DOCUMENT TEXT -
****************
The quick rundown: as Ballisto, I'm a hero (players may choose to be villains). My means of travel is lightning speed (flight and acrobatics are the others.) Fire is my power type (the others are ice, gadgets, mental, sorcery and nature) and I'm a metahuman, which means someone whose power comes from a mutation or alteration. Other types are tech (getting their powers from gadgets) or magic (mystical beings).
The tutorial stage, which many of you have played thanks to the game's pre-release beta, introduces you to the combat system of an action MMO. I don't think it can be failed, but I didn't try to, either. Superman and I cleaned out a space station crawling with Brainiac's mechanized trashcans, and then it was on to Earth.
It wasn't apparent to me in what order I should be doing things, so I just jumped right into action after being introduced to the police station, a base of operations where everyone trades in loot, picks up missions and shows off for the other players. For herose, the first quest - Gorilla Grodd's assault on the Metropolis boardwalk and downtown financial sector - comprises a meaty 10-plus missions, taking me to level 6 by its conclusion.
D.C. Universe Online points out that its progression is built on the completion of missions, not leveling, meant to reduce grind. I still found that the missions in the Grodd quest and the Queen Bee quest following it had their own types of grind - go here, kill this many bad guys, smash this many assets.
****************
PROVIDED INFORMATION -

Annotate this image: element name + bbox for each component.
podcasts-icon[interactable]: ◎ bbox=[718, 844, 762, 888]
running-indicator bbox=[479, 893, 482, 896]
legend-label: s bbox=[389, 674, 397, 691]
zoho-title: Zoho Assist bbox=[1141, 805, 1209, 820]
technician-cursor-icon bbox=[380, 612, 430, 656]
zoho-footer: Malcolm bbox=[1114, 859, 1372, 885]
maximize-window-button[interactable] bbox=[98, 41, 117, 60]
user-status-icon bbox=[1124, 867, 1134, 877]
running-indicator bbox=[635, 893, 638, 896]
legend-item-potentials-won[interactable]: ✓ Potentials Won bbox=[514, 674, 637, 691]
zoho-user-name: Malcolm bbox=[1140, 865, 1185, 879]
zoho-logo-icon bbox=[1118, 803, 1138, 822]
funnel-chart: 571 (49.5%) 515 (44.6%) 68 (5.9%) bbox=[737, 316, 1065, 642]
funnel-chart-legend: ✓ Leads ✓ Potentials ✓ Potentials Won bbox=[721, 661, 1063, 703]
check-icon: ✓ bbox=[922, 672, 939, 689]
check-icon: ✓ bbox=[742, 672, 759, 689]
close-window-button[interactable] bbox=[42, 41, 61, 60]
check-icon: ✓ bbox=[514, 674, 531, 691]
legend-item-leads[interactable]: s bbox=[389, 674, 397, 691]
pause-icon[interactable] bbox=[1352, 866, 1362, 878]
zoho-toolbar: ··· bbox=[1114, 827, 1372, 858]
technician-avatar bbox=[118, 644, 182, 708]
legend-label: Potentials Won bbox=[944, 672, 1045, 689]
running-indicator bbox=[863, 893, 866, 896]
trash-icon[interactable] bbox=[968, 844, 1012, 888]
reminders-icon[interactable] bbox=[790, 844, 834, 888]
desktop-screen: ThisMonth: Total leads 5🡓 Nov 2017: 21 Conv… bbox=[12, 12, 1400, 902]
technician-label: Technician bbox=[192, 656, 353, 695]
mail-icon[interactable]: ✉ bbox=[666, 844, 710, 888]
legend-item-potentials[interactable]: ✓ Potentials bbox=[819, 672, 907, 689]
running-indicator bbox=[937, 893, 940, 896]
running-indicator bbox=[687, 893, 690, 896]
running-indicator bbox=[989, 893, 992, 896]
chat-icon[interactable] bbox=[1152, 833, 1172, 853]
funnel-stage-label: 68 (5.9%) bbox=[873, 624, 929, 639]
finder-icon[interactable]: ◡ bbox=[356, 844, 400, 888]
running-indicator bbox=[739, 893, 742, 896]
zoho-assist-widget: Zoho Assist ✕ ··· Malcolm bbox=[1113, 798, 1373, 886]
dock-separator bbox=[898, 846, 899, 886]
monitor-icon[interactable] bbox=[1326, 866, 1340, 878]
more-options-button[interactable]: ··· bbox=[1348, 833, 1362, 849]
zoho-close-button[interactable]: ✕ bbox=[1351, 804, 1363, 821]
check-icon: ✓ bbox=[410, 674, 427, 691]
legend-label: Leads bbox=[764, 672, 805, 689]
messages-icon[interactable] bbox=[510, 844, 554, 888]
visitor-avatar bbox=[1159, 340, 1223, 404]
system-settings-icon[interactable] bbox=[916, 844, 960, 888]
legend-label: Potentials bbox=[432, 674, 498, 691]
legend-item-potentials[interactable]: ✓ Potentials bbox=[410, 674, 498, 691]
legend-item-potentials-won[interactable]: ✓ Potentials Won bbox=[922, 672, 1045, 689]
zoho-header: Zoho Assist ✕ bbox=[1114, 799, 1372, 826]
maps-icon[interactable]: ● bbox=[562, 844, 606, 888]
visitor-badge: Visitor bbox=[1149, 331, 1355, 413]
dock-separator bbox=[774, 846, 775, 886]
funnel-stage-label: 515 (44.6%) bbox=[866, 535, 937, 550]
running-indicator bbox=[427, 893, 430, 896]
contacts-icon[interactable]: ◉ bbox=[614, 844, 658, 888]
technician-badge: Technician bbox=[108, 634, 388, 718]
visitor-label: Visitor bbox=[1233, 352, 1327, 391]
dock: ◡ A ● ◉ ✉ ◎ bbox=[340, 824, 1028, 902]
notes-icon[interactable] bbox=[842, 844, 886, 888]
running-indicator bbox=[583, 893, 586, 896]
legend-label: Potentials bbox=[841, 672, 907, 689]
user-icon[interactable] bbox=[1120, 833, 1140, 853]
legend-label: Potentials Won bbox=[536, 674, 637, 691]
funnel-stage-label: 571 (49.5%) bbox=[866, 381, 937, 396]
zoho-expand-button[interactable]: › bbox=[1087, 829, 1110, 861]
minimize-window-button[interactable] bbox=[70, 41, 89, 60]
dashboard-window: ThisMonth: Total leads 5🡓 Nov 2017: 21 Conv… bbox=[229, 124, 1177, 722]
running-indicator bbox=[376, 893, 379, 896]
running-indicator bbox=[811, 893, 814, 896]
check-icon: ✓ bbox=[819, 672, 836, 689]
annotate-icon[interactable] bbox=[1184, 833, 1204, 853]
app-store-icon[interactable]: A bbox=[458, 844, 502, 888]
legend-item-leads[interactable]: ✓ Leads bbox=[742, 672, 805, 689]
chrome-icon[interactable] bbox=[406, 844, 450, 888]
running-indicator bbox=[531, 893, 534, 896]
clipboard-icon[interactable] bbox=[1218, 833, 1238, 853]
****************
EXERCISE -
Print the part of the D.C. Universe Online review from "The quick rundown: as" to "on to Earth.", word for word.

SOLUTION TO THE EXERCISE -
The quick rundown: as Ballisto, I'm a hero (players may choose to be villains). My means of travel is lightning speed (flight and acrobatics are the others.) Fire is my power type (the others are ice, gadgets, mental, sorcery and nature) and I'm a metahuman, which means someone whose power comes from a mutation or alteration. Other types are tech (getting their powers from gadgets) or magic (mystical beings).
The tutorial stage, which many of you have played thanks to the game's pre-release beta, introduces you to the combat system of an action MMO. I don't think it can be failed, but I didn't try to, either. Superman and I cleaned out a space station crawling with Brainiac's mechanized trashcans, and then it was on to Earth.